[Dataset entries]

============================================================

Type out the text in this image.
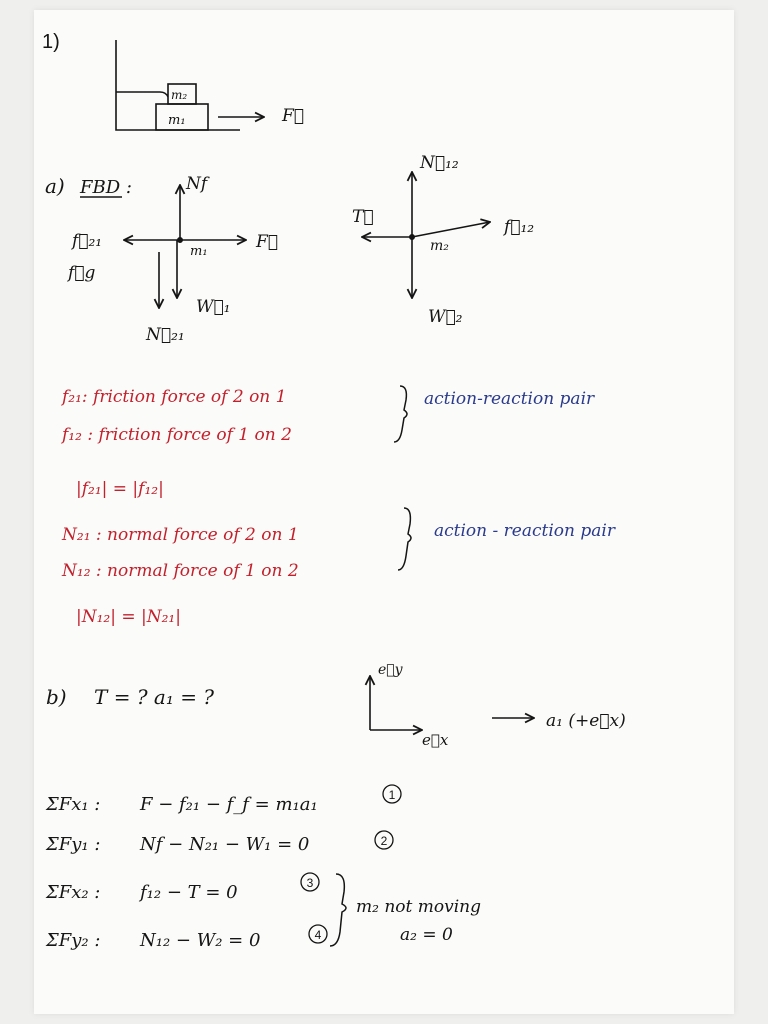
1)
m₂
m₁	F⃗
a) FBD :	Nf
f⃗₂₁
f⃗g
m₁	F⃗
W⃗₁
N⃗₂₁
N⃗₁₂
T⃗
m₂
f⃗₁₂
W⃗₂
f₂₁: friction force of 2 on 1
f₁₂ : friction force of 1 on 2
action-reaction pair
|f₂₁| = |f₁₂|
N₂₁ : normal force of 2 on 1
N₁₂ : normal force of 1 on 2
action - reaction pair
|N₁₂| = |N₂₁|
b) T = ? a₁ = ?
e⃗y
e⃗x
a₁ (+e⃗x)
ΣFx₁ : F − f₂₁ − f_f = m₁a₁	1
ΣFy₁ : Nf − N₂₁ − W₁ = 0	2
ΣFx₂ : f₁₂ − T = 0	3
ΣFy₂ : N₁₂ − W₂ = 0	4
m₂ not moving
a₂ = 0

============================================================

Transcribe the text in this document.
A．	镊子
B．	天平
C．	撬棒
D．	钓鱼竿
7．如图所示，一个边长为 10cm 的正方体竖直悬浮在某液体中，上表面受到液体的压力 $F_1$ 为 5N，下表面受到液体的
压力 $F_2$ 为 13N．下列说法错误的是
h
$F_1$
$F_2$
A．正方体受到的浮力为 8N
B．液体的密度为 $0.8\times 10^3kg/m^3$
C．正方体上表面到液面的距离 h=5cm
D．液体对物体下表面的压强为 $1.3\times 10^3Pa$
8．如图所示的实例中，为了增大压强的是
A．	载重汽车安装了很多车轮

============================================================

### TASK STATEMENT
State how many lines of the listing above include the word "times". Give nothing but the number.

### EXERCISE SOLUTION
2